__What the task requires__
Scan the data beneath this task and copy each line that includes "관객과의".

#### Data provided

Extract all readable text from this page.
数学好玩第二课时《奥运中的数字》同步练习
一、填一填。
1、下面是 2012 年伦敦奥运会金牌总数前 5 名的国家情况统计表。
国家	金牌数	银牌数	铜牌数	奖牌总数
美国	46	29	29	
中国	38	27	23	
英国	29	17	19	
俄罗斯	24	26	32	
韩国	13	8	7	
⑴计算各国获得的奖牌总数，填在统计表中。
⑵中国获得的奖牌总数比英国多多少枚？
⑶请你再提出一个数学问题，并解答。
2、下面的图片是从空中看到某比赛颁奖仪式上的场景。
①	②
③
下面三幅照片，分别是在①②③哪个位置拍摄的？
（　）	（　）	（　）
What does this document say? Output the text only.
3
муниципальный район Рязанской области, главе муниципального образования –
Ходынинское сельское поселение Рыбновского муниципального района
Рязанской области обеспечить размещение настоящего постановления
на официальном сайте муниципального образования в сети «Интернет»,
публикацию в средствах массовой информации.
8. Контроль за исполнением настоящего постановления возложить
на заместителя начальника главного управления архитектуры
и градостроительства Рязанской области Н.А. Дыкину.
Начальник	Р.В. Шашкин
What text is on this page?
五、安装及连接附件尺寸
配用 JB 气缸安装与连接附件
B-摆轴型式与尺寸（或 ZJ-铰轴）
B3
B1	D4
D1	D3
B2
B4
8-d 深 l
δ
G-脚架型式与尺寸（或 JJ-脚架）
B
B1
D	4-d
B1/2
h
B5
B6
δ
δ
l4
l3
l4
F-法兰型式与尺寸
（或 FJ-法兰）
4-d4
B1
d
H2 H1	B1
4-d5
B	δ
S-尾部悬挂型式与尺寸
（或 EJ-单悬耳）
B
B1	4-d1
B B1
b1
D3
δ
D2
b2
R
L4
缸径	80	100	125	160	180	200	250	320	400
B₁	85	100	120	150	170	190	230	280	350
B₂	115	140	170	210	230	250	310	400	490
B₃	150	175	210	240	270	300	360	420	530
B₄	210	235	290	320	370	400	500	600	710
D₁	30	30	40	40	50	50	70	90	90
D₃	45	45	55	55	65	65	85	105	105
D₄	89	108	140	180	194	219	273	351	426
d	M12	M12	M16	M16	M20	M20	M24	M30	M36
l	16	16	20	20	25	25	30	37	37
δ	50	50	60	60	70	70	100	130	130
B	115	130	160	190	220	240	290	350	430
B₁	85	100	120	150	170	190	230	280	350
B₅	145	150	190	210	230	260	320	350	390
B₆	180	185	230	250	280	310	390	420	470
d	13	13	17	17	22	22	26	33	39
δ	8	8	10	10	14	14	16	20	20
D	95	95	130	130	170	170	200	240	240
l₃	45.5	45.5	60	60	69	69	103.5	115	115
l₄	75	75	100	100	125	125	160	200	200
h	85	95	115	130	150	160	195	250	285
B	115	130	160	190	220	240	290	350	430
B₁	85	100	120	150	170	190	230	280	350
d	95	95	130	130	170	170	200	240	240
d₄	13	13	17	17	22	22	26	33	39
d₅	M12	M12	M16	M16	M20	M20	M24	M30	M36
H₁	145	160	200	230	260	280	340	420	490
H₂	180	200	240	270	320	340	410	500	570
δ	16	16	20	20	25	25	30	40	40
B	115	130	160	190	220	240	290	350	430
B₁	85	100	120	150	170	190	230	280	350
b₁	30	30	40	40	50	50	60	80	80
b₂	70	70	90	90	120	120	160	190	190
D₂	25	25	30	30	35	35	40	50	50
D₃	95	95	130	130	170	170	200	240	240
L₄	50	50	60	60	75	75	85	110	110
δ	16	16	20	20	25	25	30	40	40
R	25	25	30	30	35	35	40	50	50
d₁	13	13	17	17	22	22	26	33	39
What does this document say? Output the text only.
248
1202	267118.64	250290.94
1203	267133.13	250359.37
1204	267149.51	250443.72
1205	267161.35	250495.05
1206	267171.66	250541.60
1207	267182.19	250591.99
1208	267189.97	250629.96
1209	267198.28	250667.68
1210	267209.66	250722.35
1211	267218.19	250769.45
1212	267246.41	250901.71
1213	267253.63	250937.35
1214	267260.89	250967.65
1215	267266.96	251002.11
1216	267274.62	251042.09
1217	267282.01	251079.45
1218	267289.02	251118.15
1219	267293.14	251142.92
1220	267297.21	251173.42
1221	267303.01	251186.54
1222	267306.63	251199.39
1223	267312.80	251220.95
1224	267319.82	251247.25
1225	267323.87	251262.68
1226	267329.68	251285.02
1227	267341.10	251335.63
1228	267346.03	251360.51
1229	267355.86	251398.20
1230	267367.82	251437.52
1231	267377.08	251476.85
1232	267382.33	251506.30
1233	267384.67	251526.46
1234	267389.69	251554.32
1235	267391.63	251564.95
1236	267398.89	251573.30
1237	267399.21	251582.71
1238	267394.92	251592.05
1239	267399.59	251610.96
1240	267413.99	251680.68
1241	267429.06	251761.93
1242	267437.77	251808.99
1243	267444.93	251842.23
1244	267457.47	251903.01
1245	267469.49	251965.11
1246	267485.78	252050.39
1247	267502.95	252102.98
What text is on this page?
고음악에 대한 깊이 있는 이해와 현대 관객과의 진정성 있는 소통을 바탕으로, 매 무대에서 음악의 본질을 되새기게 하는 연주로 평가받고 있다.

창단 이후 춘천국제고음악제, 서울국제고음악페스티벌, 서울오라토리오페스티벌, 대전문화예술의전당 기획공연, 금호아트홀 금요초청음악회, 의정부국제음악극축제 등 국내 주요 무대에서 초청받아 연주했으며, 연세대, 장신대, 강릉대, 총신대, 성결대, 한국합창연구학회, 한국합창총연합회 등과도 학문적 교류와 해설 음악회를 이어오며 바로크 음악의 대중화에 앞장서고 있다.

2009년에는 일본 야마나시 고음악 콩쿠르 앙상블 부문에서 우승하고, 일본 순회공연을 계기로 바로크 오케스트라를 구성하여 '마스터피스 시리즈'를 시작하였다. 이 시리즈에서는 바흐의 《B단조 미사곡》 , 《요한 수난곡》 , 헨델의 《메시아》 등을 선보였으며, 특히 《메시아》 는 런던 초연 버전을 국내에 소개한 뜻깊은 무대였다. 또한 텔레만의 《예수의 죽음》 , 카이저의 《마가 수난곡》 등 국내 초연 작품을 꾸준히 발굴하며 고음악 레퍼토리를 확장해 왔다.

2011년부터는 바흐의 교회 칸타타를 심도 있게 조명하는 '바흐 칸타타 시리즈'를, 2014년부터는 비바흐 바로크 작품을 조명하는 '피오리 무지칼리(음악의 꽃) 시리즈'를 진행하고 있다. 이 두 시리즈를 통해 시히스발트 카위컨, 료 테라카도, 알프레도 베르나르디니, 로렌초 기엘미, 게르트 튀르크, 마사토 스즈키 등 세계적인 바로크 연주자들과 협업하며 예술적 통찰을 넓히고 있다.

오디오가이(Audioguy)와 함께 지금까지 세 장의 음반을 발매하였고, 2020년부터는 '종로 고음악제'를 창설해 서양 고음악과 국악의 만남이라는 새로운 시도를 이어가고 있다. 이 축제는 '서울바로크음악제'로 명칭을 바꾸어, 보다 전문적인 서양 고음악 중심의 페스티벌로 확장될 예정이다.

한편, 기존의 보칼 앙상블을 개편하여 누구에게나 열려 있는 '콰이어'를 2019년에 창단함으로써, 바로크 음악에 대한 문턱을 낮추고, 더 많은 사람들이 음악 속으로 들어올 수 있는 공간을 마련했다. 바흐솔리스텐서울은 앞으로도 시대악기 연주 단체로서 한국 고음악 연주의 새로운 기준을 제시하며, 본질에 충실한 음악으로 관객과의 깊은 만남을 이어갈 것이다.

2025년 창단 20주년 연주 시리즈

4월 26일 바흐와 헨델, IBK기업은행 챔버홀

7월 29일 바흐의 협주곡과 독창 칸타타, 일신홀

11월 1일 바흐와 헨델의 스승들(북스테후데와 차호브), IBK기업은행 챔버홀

########

__Result below__
고음악에 대한 깊이 있는 이해와 현대 관객과의 진정성 있는 소통을 바탕으로, 매 무대에서 음악의 본질을 되새기게 하는 연주로 평가받고 있다.
한편, 기존의 보칼 앙상블을 개편하여 누구에게나 열려 있는 '콰이어'를 2019년에 창단함으로써, 바로크 음악에 대한 문턱을 낮추고, 더 많은 사람들이 음악 속으로 들어올 수 있는 공간을 마련했다. 바흐솔리스텐서울은 앞으로도 시대악기 연주 단체로서 한국 고음악 연주의 새로운 기준을 제시하며, 본질에 충실한 음악으로 관객과의 깊은 만남을 이어갈 것이다.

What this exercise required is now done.